▶ _Stated exercise_
Write out the rows word for word, from the first row through the line that contains "valberedning-heading: VALBEREDNING bbox=[5, 232, 180, 257]", with that line included.

[start Given entries]

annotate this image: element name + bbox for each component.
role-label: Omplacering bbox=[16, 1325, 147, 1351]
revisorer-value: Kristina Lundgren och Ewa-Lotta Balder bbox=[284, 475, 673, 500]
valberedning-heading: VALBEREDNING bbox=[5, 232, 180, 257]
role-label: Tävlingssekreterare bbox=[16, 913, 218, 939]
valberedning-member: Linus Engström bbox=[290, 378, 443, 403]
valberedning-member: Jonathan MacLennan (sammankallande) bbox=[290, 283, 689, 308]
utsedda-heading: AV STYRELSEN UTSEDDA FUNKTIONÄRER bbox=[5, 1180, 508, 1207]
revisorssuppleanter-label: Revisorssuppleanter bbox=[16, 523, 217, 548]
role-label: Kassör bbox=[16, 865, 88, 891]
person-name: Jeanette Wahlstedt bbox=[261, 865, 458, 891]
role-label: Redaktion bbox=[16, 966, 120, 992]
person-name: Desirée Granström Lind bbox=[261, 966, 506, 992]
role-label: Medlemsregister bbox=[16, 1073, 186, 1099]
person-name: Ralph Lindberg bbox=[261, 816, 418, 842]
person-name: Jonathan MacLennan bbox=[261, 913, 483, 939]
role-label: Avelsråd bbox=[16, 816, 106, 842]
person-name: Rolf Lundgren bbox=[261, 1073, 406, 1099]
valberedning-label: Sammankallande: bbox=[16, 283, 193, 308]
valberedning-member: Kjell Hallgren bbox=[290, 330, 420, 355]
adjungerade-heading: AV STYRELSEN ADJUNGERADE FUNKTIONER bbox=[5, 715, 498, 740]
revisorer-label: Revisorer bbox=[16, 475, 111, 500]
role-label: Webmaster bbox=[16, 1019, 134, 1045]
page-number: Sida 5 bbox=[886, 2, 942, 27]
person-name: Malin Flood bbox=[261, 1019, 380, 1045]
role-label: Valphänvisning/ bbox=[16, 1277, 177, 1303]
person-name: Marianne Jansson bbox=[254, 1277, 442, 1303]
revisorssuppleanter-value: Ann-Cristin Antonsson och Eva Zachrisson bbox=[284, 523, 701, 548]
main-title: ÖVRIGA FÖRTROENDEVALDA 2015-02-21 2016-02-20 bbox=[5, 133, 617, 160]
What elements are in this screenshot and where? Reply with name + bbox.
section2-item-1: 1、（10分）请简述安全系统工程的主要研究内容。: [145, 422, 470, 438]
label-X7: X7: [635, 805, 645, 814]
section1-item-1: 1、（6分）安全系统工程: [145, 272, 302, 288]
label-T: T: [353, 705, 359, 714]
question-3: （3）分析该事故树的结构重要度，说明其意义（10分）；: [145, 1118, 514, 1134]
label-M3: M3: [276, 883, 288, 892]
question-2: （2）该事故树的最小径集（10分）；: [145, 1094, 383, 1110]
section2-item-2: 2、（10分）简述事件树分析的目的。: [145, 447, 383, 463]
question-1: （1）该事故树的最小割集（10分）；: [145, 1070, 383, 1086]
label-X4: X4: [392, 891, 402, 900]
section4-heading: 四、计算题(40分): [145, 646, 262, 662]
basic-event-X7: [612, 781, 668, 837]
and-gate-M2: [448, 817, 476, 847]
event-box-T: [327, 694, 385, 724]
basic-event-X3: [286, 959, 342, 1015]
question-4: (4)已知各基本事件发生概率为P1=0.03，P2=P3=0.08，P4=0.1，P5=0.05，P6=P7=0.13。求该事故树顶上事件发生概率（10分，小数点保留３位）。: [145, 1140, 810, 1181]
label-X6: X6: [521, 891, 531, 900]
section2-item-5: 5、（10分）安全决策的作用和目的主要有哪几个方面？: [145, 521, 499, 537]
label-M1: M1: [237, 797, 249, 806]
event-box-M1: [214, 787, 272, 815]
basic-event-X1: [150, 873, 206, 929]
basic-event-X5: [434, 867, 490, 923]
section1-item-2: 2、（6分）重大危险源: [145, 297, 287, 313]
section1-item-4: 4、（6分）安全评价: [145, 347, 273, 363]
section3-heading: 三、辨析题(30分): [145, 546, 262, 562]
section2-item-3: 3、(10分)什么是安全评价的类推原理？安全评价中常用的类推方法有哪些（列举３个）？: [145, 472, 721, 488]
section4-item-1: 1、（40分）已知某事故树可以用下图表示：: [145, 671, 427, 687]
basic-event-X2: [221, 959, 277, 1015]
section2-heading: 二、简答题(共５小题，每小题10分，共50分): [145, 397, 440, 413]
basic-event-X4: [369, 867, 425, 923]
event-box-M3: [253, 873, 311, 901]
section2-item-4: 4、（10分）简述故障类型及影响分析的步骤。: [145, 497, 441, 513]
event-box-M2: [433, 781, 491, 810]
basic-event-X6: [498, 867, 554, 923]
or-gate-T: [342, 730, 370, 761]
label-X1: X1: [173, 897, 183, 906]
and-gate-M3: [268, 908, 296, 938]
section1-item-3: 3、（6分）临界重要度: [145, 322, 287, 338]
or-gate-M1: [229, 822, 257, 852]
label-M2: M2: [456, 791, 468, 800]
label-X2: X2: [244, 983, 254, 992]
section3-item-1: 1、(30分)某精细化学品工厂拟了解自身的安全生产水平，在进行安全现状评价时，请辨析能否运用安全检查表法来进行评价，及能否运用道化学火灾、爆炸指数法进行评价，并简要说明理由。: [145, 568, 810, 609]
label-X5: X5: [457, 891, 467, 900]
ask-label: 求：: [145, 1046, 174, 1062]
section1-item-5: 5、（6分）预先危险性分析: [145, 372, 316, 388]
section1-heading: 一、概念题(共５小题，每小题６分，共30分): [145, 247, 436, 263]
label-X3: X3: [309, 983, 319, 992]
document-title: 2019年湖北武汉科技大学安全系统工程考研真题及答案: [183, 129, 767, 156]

[end Given entries]

▶ _Exercise solution_
annotate this image: element name + bbox for each component.
role-label: Omplacering bbox=[16, 1325, 147, 1351]
revisorer-value: Kristina Lundgren och Ewa-Lotta Balder bbox=[284, 475, 673, 500]
valberedning-heading: VALBEREDNING bbox=[5, 232, 180, 257]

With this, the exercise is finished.